Problem
Reproduce the records below exactly, leaving out any pictures.

(Entries from a visual dataset)
--- --- ---
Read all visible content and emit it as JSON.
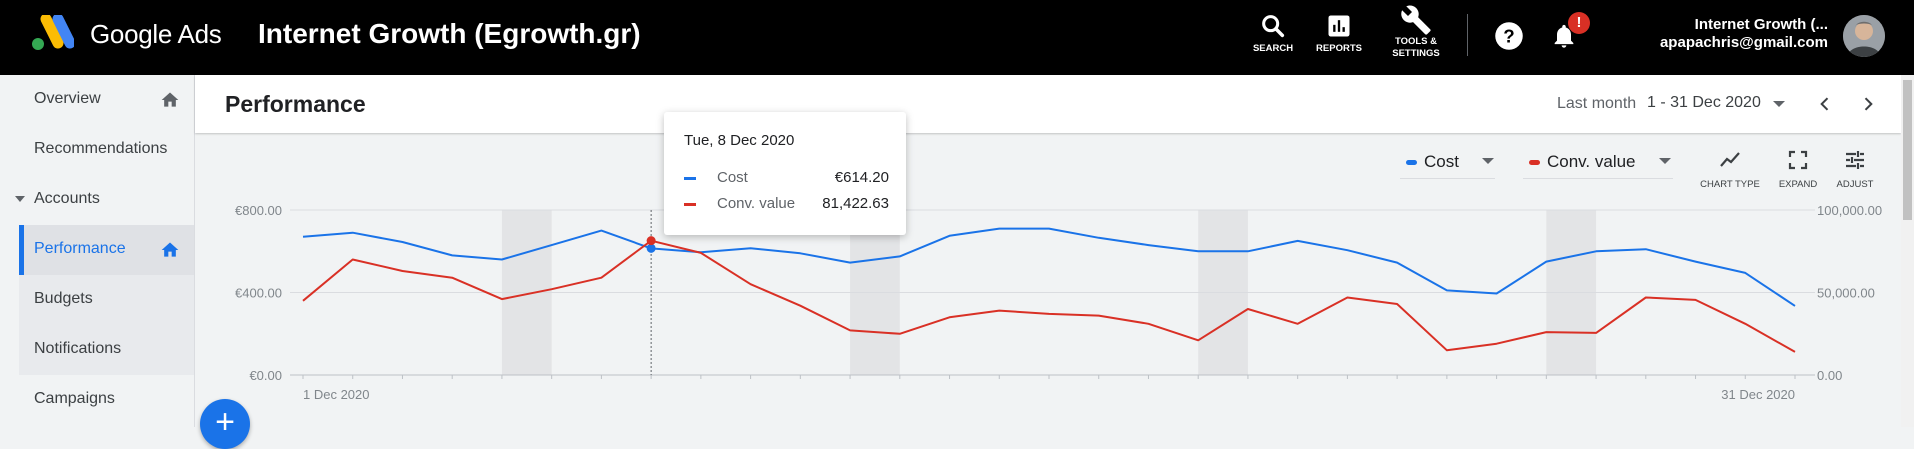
{
  "topbar": {
    "brand": "Google Ads",
    "account_title": "Internet Growth (Egrowth.gr)",
    "tools": [
      {
        "label": "SEARCH",
        "icon": "search-icon"
      },
      {
        "label": "REPORTS",
        "icon": "reports-icon"
      },
      {
        "label_line1": "TOOLS &",
        "label_line2": "SETTINGS",
        "icon": "wrench-icon"
      }
    ],
    "notification_badge": "!",
    "user_name": "Internet Growth (...",
    "user_email": "apapachris@gmail.com"
  },
  "sidebar": {
    "items": [
      {
        "label": "Overview",
        "icon": "home-icon"
      },
      {
        "label": "Recommendations"
      },
      {
        "label": "Accounts",
        "icon": "caret-down-icon"
      },
      {
        "label": "Performance",
        "icon": "home-icon",
        "active": true
      },
      {
        "label": "Budgets"
      },
      {
        "label": "Notifications"
      },
      {
        "label": "Campaigns"
      }
    ],
    "fab_label": "+"
  },
  "header": {
    "title": "Performance",
    "range_label": "Last month",
    "date_range": "1 - 31 Dec 2020"
  },
  "chart_controls": {
    "metric1": {
      "label": "Cost",
      "color": "#1a73e8"
    },
    "metric2": {
      "label": "Conv. value",
      "color": "#d93025"
    },
    "tools": [
      {
        "label": "CHART TYPE",
        "icon": "chart-type-icon"
      },
      {
        "label": "EXPAND",
        "icon": "expand-icon"
      },
      {
        "label": "ADJUST",
        "icon": "adjust-icon"
      }
    ]
  },
  "tooltip": {
    "date": "Tue, 8 Dec 2020",
    "rows": [
      {
        "name": "Cost",
        "value": "€614.20",
        "color": "#1a73e8"
      },
      {
        "name": "Conv. value",
        "value": "81,422.63",
        "color": "#d93025"
      }
    ]
  },
  "chart_data": {
    "type": "line",
    "x_start_label": "1 Dec 2020",
    "x_end_label": "31 Dec 2020",
    "x": [
      1,
      2,
      3,
      4,
      5,
      6,
      7,
      8,
      9,
      10,
      11,
      12,
      13,
      14,
      15,
      16,
      17,
      18,
      19,
      20,
      21,
      22,
      23,
      24,
      25,
      26,
      27,
      28,
      29,
      30,
      31
    ],
    "left_axis": {
      "ticks": [
        "€800.00",
        "€400.00",
        "€0.00"
      ],
      "ylim": [
        0,
        800
      ]
    },
    "right_axis": {
      "ticks": [
        "100,000.00",
        "50,000.00",
        "0.00"
      ],
      "ylim": [
        0,
        100000
      ]
    },
    "weekend_bands": [
      [
        5,
        6
      ],
      [
        12,
        13
      ],
      [
        19,
        20
      ],
      [
        26,
        27
      ]
    ],
    "highlight_day": 8,
    "series": [
      {
        "name": "Cost",
        "axis": "left",
        "color": "#1a73e8",
        "values": [
          670,
          690,
          645,
          580,
          560,
          630,
          700,
          614,
          595,
          615,
          590,
          545,
          575,
          675,
          710,
          710,
          665,
          630,
          600,
          600,
          650,
          605,
          545,
          410,
          395,
          550,
          600,
          610,
          550,
          495,
          335
        ]
      },
      {
        "name": "Conv. value",
        "axis": "right",
        "color": "#d93025",
        "values": [
          45000,
          70000,
          63000,
          59000,
          46000,
          52000,
          59000,
          81422,
          74000,
          55000,
          42000,
          27000,
          25000,
          35000,
          39000,
          37000,
          36000,
          31000,
          21000,
          40000,
          31000,
          47000,
          43000,
          15000,
          19000,
          26000,
          25500,
          47000,
          45500,
          31000,
          14000
        ]
      }
    ]
  }
}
--- --- ---
Exercise solution
Read all visible content and emit it as JSON.
{
  "topbar": {
    "brand": "Google Ads",
    "account_title": "Internet Growth (Egrowth.gr)",
    "tools": [
      {
        "label": "SEARCH",
        "icon": "search-icon"
      },
      {
        "label": "REPORTS",
        "icon": "reports-icon"
      },
      {
        "label_line1": "TOOLS &",
        "label_line2": "SETTINGS",
        "icon": "wrench-icon"
      }
    ],
    "notification_badge": "!",
    "user_name": "Internet Growth (...",
    "user_email": "apapachris@gmail.com"
  },
  "sidebar": {
    "items": [
      {
        "label": "Overview",
        "icon": "home-icon"
      },
      {
        "label": "Recommendations"
      },
      {
        "label": "Accounts",
        "icon": "caret-down-icon"
      },
      {
        "label": "Performance",
        "icon": "home-icon",
        "active": true
      },
      {
        "label": "Budgets"
      },
      {
        "label": "Notifications"
      },
      {
        "label": "Campaigns"
      }
    ],
    "fab_label": "+"
  },
  "header": {
    "title": "Performance",
    "range_label": "Last month",
    "date_range": "1 - 31 Dec 2020"
  },
  "chart_controls": {
    "metric1": {
      "label": "Cost",
      "color": "#1a73e8"
    },
    "metric2": {
      "label": "Conv. value",
      "color": "#d93025"
    },
    "tools": [
      {
        "label": "CHART TYPE",
        "icon": "chart-type-icon"
      },
      {
        "label": "EXPAND",
        "icon": "expand-icon"
      },
      {
        "label": "ADJUST",
        "icon": "adjust-icon"
      }
    ]
  },
  "tooltip": {
    "date": "Tue, 8 Dec 2020",
    "rows": [
      {
        "name": "Cost",
        "value": "€614.20",
        "color": "#1a73e8"
      },
      {
        "name": "Conv. value",
        "value": "81,422.63",
        "color": "#d93025"
      }
    ]
  },
  "chart_data": {
    "type": "line",
    "x_start_label": "1 Dec 2020",
    "x_end_label": "31 Dec 2020",
    "x": [
      1,
      2,
      3,
      4,
      5,
      6,
      7,
      8,
      9,
      10,
      11,
      12,
      13,
      14,
      15,
      16,
      17,
      18,
      19,
      20,
      21,
      22,
      23,
      24,
      25,
      26,
      27,
      28,
      29,
      30,
      31
    ],
    "left_axis": {
      "ticks": [
        "€800.00",
        "€400.00",
        "€0.00"
      ],
      "ylim": [
        0,
        800
      ]
    },
    "right_axis": {
      "ticks": [
        "100,000.00",
        "50,000.00",
        "0.00"
      ],
      "ylim": [
        0,
        100000
      ]
    },
    "weekend_bands": [
      [
        5,
        6
      ],
      [
        12,
        13
      ],
      [
        19,
        20
      ],
      [
        26,
        27
      ]
    ],
    "highlight_day": 8,
    "series": [
      {
        "name": "Cost",
        "axis": "left",
        "color": "#1a73e8",
        "values": [
          670,
          690,
          645,
          580,
          560,
          630,
          700,
          614,
          595,
          615,
          590,
          545,
          575,
          675,
          710,
          710,
          665,
          630,
          600,
          600,
          650,
          605,
          545,
          410,
          395,
          550,
          600,
          610,
          550,
          495,
          335
        ]
      },
      {
        "name": "Conv. value",
        "axis": "right",
        "color": "#d93025",
        "values": [
          45000,
          70000,
          63000,
          59000,
          46000,
          52000,
          59000,
          81422,
          74000,
          55000,
          42000,
          27000,
          25000,
          35000,
          39000,
          37000,
          36000,
          31000,
          21000,
          40000,
          31000,
          47000,
          43000,
          15000,
          19000,
          26000,
          25500,
          47000,
          45500,
          31000,
          14000
        ]
      }
    ]
  }
}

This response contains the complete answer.